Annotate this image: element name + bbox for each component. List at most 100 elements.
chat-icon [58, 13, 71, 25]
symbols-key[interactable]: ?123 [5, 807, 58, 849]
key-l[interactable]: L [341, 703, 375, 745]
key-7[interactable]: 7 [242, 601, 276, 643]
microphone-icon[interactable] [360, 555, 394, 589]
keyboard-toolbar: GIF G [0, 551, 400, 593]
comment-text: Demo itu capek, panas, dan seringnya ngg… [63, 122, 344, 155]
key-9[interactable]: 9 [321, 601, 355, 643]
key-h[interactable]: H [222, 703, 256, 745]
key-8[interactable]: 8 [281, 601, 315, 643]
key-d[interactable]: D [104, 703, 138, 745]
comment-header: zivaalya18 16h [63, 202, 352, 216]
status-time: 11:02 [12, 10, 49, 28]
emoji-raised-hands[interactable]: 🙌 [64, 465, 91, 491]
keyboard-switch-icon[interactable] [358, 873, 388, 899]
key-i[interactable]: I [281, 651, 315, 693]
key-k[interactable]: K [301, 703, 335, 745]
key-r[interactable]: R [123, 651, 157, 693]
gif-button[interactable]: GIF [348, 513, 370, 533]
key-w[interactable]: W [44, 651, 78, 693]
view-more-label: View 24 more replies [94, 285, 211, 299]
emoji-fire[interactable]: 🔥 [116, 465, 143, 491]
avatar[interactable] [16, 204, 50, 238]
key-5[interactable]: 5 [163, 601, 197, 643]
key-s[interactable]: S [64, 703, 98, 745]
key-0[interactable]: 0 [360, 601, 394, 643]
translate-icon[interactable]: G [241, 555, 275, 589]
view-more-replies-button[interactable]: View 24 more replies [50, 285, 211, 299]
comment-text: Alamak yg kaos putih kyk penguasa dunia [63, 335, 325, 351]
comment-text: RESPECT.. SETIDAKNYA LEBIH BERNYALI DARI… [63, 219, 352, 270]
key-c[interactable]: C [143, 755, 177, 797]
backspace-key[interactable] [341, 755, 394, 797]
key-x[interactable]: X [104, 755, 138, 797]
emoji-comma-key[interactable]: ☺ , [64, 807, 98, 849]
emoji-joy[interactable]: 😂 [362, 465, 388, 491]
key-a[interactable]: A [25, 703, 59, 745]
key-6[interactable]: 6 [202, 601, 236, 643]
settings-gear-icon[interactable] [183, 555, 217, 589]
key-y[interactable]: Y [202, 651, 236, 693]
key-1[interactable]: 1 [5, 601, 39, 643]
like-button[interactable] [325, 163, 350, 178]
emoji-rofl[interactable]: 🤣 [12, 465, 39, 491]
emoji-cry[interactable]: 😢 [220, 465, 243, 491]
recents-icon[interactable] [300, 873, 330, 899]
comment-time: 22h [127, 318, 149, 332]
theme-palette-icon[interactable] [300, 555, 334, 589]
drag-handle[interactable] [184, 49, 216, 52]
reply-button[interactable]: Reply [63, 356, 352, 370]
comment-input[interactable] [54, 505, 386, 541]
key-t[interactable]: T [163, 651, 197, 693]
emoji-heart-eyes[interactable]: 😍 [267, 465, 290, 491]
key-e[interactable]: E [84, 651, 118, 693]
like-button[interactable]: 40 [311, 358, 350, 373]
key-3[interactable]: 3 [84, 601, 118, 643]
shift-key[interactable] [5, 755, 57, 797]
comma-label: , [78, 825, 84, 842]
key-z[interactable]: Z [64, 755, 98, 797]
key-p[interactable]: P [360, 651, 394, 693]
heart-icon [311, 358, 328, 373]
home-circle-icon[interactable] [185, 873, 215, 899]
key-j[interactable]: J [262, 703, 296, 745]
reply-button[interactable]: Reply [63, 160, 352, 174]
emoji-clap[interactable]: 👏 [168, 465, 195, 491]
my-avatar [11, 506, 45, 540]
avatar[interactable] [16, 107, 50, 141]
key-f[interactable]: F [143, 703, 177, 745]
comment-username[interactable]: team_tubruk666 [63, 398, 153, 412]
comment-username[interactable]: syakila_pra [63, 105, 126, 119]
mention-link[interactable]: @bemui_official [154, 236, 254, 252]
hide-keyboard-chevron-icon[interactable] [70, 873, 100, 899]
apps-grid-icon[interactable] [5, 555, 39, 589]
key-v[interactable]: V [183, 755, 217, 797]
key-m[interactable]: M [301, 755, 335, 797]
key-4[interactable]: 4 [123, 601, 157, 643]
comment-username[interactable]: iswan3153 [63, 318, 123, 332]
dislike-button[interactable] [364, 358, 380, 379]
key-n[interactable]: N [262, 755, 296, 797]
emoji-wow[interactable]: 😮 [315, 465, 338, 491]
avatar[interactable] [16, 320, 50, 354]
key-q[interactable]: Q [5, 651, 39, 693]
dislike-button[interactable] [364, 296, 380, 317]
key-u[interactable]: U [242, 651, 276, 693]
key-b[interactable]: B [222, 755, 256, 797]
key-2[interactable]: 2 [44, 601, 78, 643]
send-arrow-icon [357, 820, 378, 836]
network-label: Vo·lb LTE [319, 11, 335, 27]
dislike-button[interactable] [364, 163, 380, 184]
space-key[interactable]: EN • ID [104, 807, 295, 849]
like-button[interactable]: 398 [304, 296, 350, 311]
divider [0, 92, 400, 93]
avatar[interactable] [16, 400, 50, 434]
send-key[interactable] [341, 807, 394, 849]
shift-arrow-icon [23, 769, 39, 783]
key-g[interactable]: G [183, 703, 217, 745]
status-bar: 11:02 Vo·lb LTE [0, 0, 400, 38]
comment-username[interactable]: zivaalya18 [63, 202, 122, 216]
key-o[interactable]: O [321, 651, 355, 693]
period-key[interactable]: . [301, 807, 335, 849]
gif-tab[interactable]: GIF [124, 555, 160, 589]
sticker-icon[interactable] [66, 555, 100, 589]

━━━━

What is expected » Pick out every line in the data above that contains the string "comma", and treat uppercase and lowercase as different.

Response »
emoji-comma-key[interactable]: ☺ , [64, 807, 98, 849]
comma-label: , [78, 825, 84, 842]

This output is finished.